◆ **Your instructions**: Go through the material and tally the lines containing the string "screenshot". Give the total alone.

◆ **Excerpts from a figure dataset**:
'''
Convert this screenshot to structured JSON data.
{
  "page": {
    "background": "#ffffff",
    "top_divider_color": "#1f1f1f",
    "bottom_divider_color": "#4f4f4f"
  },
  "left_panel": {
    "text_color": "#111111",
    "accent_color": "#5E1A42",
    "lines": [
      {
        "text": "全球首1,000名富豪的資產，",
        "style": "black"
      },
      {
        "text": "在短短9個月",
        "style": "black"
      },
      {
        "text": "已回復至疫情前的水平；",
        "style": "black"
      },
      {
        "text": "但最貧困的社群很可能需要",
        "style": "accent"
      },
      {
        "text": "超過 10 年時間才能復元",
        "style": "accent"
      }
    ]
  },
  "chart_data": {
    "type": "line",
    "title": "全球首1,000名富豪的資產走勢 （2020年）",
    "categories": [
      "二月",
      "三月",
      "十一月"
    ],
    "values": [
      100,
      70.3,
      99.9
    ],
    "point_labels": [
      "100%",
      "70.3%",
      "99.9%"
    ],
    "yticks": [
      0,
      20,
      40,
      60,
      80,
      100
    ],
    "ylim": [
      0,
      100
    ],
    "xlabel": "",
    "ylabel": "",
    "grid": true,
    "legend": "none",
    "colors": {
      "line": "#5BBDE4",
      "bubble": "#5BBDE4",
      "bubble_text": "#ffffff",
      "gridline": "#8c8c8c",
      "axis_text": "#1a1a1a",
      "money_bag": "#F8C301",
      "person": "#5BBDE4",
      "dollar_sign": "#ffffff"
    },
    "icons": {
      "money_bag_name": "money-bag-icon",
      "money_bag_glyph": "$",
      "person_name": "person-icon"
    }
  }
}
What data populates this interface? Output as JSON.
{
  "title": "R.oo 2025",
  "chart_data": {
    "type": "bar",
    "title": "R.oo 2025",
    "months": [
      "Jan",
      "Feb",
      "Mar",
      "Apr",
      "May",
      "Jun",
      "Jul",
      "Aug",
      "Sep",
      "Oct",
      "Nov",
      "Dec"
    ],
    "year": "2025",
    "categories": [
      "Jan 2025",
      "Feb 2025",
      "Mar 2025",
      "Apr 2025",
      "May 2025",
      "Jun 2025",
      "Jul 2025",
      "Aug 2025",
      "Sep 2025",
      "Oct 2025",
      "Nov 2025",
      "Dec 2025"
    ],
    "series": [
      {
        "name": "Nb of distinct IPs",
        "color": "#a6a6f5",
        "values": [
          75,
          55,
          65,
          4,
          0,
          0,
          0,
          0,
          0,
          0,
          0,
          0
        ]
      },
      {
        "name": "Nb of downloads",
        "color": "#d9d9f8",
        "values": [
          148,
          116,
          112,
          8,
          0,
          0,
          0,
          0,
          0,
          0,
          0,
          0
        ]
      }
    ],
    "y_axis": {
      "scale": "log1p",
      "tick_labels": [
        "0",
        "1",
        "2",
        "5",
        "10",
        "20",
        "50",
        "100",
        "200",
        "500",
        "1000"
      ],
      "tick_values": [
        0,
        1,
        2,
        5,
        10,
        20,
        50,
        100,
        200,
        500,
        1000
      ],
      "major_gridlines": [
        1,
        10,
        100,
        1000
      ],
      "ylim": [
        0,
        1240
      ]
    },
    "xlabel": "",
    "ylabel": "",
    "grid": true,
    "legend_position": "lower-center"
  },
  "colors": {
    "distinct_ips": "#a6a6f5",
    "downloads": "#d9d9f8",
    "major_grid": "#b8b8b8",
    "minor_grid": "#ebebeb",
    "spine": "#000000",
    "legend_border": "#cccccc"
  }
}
'''
'''
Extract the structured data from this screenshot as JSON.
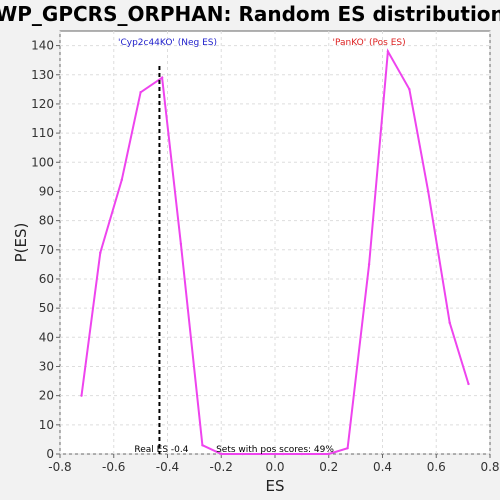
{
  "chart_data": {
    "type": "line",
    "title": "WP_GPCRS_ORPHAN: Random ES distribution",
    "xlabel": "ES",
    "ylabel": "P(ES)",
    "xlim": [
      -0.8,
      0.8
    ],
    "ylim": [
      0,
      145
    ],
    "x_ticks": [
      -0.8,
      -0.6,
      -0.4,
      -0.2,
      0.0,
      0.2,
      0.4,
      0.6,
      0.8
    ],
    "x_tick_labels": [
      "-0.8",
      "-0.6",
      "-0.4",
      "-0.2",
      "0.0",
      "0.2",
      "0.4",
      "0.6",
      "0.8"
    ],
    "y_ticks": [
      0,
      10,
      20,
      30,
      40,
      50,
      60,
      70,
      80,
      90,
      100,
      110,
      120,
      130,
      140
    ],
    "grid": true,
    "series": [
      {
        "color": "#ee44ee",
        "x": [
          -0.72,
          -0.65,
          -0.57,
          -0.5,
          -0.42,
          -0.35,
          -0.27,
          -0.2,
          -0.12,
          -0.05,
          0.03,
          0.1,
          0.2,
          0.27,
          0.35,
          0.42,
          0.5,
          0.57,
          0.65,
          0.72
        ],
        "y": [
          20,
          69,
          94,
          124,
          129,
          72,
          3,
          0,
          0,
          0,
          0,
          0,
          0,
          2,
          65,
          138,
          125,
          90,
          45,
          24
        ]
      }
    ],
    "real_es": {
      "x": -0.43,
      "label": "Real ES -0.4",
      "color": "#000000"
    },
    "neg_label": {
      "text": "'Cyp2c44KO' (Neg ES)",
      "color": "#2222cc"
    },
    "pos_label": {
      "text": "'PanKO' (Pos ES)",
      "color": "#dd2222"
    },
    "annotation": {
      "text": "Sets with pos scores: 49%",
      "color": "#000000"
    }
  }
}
'''
'''
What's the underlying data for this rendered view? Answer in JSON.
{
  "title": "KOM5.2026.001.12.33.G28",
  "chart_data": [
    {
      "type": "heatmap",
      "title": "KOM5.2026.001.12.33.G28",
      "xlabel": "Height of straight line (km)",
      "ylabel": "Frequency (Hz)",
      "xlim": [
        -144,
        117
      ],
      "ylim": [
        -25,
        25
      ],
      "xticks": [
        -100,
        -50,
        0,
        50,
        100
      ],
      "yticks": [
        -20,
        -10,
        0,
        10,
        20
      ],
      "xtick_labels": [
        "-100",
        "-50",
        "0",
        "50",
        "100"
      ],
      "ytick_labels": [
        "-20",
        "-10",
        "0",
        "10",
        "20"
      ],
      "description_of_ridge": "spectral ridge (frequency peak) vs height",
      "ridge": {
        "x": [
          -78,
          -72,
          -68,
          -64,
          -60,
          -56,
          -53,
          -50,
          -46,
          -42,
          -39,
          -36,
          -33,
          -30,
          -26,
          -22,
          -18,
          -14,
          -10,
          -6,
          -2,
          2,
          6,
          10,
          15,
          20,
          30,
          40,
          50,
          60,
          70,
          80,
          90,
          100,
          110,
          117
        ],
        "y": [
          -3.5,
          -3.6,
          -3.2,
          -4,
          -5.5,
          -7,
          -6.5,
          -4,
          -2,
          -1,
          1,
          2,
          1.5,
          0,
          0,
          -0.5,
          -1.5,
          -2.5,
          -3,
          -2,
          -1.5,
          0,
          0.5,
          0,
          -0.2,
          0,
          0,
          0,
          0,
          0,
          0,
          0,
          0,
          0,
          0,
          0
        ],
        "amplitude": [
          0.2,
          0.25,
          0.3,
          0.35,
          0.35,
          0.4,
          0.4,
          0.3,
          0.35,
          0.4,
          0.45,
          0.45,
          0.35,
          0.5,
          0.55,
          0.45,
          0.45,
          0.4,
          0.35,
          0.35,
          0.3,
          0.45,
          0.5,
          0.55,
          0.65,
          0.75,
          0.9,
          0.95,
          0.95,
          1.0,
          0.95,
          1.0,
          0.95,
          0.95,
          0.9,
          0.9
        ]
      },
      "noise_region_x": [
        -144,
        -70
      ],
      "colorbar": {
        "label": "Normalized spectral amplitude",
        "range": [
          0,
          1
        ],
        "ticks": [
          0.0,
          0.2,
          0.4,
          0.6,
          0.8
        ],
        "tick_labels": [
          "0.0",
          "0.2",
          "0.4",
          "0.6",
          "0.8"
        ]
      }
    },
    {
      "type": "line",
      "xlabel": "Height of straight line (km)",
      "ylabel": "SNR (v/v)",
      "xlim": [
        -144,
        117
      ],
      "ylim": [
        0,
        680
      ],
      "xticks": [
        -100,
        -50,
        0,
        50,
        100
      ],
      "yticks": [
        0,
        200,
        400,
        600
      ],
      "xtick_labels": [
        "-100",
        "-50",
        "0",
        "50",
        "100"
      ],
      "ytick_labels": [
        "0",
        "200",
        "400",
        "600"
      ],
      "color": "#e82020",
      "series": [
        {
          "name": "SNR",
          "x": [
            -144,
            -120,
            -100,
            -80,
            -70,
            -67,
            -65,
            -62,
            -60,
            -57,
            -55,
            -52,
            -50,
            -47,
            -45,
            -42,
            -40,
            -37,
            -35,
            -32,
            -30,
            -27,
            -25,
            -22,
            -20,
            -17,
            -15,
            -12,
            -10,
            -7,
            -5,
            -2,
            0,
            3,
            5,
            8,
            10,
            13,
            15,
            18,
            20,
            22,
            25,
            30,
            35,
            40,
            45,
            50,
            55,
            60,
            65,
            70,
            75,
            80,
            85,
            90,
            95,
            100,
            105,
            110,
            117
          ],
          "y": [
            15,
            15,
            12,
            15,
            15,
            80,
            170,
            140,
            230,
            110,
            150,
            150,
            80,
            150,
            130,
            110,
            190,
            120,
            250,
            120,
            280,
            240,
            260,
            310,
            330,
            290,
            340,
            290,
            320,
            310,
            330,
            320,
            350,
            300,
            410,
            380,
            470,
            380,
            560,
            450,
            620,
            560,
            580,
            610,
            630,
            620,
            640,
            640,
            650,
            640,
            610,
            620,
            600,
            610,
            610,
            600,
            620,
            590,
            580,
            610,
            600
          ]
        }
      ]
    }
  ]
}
'''
◆ **Exercise solution**: 2